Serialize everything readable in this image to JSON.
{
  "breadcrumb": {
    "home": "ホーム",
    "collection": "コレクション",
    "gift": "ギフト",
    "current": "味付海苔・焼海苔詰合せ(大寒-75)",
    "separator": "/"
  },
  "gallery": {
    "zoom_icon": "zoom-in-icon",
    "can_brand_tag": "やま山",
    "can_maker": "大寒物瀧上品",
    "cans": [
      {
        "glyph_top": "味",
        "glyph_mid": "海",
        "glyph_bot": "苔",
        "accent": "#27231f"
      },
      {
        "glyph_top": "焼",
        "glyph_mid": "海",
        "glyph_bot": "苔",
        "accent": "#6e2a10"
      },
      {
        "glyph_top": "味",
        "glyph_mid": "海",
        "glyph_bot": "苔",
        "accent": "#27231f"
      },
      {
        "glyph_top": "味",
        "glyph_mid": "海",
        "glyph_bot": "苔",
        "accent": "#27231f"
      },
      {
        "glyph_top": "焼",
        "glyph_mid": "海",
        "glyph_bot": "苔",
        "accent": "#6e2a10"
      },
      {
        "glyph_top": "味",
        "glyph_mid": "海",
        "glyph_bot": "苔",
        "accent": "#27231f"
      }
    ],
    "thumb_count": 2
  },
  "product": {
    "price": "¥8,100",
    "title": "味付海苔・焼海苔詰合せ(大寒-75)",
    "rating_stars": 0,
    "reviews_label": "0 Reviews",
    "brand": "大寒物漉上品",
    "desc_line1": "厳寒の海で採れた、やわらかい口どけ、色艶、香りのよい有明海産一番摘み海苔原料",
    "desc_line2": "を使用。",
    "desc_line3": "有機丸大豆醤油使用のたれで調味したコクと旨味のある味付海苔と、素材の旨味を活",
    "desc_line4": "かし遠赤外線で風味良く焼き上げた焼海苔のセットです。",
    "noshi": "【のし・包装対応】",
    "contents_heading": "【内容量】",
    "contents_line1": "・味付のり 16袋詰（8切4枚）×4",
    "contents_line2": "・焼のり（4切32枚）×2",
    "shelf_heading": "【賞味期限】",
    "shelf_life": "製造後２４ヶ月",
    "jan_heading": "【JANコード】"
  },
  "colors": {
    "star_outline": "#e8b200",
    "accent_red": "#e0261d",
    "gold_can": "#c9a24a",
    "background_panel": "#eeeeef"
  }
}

● ● ● ● ● ● ●

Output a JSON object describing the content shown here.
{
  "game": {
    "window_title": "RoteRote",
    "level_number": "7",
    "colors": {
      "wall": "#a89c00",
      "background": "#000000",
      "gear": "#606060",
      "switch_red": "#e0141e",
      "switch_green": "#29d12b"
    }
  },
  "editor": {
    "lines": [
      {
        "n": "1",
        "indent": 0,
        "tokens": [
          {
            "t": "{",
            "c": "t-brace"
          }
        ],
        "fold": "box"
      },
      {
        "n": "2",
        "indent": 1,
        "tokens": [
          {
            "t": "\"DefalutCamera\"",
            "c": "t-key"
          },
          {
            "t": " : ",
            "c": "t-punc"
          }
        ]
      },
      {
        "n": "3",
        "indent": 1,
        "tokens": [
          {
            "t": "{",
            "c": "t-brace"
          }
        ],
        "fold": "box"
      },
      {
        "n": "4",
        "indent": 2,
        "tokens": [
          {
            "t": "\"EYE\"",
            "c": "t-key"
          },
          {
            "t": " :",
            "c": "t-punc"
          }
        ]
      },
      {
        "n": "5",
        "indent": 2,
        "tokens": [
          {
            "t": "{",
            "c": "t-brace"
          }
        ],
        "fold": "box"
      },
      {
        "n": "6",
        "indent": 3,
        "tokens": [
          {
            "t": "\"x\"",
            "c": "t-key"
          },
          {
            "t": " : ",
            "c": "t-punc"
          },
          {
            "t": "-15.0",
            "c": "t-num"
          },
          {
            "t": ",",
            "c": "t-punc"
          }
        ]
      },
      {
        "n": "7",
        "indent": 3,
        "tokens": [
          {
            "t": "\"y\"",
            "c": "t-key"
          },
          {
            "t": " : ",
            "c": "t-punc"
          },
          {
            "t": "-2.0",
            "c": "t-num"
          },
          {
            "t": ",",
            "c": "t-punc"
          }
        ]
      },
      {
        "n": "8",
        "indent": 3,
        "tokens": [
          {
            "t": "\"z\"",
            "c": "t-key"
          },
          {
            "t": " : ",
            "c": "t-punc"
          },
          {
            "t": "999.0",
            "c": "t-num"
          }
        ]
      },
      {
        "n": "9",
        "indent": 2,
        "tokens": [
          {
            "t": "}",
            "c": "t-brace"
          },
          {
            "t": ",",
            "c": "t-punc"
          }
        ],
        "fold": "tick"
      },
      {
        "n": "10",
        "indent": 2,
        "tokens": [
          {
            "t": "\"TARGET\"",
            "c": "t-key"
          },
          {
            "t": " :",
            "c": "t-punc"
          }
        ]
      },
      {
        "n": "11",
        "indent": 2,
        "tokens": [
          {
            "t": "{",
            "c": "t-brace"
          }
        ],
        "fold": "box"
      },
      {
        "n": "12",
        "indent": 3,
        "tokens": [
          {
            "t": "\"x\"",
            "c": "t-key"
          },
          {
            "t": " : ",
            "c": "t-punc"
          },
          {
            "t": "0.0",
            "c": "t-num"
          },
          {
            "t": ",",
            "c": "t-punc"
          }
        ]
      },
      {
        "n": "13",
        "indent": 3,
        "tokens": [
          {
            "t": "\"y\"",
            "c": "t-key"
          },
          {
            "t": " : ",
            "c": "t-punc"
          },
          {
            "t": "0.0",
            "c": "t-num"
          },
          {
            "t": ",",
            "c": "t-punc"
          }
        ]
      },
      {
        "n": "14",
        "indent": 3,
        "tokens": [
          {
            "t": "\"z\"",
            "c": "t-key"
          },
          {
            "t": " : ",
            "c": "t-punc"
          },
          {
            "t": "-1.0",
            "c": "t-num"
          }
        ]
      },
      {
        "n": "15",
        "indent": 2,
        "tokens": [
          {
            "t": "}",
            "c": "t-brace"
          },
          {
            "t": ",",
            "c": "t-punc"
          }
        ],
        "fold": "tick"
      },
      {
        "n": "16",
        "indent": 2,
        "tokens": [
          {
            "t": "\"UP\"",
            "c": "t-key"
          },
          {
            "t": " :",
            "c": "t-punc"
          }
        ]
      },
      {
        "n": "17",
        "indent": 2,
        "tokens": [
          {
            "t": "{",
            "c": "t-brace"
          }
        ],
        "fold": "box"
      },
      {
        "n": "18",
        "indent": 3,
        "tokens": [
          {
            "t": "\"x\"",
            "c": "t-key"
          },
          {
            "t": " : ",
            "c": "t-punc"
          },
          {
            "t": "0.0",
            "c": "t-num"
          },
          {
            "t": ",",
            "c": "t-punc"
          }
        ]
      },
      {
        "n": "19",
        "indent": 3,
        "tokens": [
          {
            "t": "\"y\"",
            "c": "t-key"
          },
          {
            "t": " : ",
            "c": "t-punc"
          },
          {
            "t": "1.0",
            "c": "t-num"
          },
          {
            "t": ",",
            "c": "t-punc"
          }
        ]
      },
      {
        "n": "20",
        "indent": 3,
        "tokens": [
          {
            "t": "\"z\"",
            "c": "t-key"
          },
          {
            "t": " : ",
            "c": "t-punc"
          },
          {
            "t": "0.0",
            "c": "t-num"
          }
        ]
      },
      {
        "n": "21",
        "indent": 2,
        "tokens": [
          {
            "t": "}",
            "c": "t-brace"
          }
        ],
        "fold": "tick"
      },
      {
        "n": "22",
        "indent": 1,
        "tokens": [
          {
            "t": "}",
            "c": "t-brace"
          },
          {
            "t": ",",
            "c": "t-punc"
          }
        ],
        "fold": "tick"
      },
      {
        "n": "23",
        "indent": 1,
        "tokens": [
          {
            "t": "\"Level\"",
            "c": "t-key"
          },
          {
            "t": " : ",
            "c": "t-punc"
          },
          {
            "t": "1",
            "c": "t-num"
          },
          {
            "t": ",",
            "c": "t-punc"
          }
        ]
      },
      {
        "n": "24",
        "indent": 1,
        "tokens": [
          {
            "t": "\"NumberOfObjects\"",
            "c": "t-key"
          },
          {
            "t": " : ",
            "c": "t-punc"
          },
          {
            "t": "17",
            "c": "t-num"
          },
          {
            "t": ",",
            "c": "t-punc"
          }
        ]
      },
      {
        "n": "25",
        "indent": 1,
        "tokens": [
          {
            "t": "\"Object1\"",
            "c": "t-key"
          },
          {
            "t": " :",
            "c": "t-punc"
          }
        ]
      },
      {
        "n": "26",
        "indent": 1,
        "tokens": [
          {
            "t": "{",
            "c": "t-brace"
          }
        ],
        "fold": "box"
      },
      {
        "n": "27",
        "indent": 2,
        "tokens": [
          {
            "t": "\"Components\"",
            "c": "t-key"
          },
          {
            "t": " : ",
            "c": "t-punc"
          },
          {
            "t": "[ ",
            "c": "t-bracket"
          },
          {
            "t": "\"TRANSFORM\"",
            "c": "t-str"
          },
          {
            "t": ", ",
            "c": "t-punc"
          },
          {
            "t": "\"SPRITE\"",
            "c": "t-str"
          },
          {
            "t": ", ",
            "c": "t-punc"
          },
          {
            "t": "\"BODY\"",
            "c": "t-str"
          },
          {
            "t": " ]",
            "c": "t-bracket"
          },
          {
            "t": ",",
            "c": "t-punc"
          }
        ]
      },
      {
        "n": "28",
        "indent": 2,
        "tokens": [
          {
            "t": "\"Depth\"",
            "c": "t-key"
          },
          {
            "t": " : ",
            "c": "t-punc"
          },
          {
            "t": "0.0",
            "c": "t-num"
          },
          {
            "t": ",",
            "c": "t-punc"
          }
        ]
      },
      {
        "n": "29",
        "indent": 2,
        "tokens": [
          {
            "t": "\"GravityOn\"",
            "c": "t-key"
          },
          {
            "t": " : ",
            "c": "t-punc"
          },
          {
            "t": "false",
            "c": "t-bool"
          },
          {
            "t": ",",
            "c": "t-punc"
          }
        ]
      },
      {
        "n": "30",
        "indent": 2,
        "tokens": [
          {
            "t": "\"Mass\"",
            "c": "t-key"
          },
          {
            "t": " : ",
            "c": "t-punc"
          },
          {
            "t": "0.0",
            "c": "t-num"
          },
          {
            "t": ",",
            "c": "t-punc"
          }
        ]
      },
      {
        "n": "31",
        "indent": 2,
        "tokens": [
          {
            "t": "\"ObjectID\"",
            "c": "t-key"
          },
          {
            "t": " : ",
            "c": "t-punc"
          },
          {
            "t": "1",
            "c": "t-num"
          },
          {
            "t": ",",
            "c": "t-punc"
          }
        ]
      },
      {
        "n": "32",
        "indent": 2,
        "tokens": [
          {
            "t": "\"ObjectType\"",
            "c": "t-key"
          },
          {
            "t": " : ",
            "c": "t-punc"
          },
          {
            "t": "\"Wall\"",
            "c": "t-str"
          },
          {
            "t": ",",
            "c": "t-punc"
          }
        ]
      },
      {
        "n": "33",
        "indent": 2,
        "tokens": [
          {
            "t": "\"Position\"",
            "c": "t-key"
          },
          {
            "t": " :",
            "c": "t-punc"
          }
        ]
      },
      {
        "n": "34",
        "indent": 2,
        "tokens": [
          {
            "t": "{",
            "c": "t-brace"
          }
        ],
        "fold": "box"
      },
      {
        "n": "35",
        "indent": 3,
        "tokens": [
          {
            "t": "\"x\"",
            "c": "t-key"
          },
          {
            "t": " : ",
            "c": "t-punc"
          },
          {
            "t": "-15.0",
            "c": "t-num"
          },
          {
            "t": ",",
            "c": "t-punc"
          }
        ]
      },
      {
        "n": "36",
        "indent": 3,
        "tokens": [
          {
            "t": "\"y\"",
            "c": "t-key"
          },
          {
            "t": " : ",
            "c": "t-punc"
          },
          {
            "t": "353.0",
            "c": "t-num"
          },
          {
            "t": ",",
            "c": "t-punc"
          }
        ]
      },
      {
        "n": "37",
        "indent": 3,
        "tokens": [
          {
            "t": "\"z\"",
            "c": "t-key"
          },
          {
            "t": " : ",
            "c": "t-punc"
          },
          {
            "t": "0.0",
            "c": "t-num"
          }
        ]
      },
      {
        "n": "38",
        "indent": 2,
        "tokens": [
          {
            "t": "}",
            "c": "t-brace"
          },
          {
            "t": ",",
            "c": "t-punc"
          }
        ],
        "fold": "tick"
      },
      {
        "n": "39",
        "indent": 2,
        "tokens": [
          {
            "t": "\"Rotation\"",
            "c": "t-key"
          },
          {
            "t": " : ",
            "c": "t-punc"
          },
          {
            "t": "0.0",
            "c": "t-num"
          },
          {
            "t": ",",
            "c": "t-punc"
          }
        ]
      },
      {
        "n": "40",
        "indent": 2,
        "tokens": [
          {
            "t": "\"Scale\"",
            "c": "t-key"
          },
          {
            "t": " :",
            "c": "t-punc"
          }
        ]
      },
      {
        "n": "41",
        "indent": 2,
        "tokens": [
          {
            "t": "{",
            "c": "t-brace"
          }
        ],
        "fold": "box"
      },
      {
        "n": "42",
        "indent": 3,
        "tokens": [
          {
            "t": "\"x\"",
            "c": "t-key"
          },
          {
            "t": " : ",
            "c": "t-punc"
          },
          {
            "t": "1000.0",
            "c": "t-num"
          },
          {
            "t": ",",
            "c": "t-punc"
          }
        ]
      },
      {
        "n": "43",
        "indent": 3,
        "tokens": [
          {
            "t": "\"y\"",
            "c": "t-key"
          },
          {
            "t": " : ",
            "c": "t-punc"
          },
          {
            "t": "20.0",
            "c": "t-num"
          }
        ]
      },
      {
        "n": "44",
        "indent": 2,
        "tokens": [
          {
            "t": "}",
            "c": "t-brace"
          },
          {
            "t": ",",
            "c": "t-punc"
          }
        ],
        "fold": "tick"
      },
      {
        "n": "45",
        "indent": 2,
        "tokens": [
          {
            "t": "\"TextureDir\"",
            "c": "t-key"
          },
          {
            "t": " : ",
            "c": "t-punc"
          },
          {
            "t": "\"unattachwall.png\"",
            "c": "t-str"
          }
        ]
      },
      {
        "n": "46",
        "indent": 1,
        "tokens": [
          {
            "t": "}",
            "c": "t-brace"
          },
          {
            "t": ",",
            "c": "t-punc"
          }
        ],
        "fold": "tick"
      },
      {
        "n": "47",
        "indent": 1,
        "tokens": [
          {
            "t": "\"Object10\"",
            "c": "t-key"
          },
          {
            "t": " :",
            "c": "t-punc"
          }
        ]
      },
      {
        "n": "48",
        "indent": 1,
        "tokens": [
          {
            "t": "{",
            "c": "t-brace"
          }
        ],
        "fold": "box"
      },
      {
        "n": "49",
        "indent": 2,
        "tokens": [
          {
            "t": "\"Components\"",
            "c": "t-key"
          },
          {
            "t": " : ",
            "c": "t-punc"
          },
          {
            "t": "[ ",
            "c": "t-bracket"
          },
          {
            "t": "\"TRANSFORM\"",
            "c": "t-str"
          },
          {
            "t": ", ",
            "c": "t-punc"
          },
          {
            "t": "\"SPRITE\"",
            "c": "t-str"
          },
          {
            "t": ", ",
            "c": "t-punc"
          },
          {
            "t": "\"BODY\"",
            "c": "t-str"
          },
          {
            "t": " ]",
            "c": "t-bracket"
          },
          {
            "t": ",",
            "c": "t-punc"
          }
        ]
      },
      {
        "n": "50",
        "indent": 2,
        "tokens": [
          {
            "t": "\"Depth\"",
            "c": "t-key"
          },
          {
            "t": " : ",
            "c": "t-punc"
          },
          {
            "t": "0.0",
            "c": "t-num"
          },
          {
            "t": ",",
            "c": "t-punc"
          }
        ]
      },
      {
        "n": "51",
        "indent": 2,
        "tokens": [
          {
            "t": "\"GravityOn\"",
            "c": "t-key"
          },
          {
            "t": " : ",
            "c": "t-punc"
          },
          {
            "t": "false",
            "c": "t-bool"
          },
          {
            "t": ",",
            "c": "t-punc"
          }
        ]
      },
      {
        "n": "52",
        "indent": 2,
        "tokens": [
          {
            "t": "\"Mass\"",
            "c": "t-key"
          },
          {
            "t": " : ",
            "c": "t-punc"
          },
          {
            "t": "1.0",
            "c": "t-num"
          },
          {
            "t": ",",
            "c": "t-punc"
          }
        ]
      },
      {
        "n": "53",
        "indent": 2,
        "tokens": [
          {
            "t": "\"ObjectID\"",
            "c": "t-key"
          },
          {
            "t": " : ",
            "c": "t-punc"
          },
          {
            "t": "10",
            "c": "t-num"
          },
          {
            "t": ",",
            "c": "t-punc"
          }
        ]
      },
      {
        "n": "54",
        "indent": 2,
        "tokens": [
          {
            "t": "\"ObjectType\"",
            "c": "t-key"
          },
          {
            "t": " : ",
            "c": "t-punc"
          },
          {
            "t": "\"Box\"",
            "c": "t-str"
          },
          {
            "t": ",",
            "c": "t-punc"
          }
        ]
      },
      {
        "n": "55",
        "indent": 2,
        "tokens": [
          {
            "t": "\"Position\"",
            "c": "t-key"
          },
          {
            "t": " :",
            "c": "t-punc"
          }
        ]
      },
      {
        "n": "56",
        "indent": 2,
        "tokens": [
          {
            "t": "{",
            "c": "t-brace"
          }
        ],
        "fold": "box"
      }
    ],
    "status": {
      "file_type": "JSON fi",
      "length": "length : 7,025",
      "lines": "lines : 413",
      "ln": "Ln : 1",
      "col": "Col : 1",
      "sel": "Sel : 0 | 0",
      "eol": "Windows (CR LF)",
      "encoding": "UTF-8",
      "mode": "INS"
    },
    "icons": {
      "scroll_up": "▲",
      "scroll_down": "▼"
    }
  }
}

● ● ● ● ● ● ●

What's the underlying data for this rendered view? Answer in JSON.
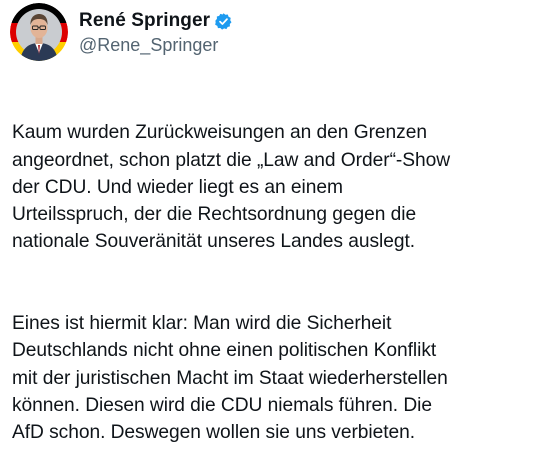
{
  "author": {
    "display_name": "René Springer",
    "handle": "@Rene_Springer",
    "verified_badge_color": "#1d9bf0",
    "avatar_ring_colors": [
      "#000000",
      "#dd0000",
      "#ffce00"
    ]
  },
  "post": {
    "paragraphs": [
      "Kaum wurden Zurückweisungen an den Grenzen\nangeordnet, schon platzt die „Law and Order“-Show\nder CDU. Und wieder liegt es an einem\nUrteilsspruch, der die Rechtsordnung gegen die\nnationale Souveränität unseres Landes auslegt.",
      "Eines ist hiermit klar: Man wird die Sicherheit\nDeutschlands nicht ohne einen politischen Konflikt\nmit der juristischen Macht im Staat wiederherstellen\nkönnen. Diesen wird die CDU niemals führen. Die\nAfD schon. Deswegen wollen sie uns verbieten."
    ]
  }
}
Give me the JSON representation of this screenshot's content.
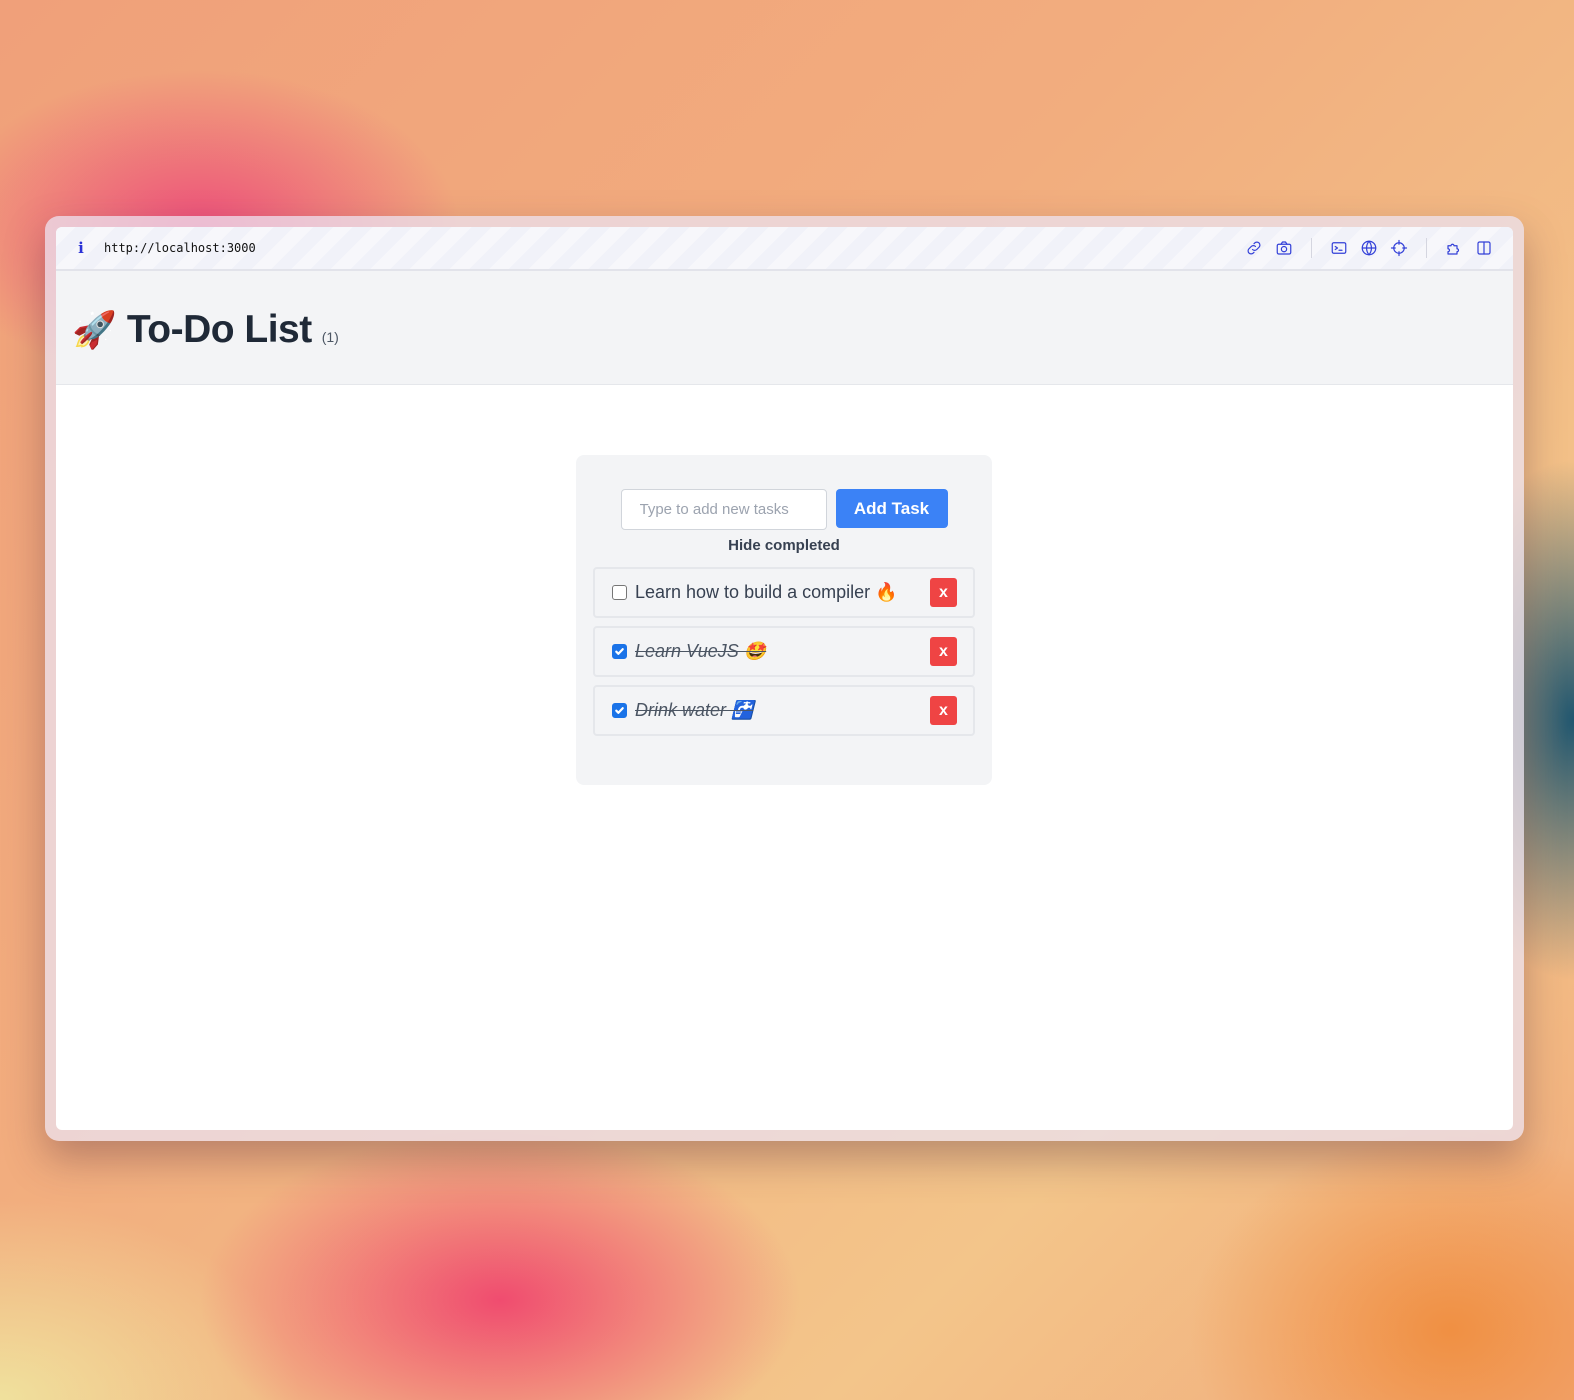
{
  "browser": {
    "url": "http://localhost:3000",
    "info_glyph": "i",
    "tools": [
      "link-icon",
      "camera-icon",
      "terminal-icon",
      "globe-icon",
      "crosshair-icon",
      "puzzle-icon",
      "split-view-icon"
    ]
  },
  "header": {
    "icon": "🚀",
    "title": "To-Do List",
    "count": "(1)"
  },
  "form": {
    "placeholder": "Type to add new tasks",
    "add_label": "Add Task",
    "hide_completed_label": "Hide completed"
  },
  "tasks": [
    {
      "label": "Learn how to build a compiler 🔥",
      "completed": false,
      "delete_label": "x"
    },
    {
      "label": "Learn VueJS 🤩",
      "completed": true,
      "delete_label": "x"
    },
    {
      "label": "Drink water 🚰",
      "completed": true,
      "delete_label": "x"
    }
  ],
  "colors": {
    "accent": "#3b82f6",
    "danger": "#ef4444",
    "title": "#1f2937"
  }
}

● ● ● ● ● ● ●

## [Directions]
Work through the records line by line and tally those holding "焼海苔詰合せ". Reply with the number alone.

## [Problem solution]
2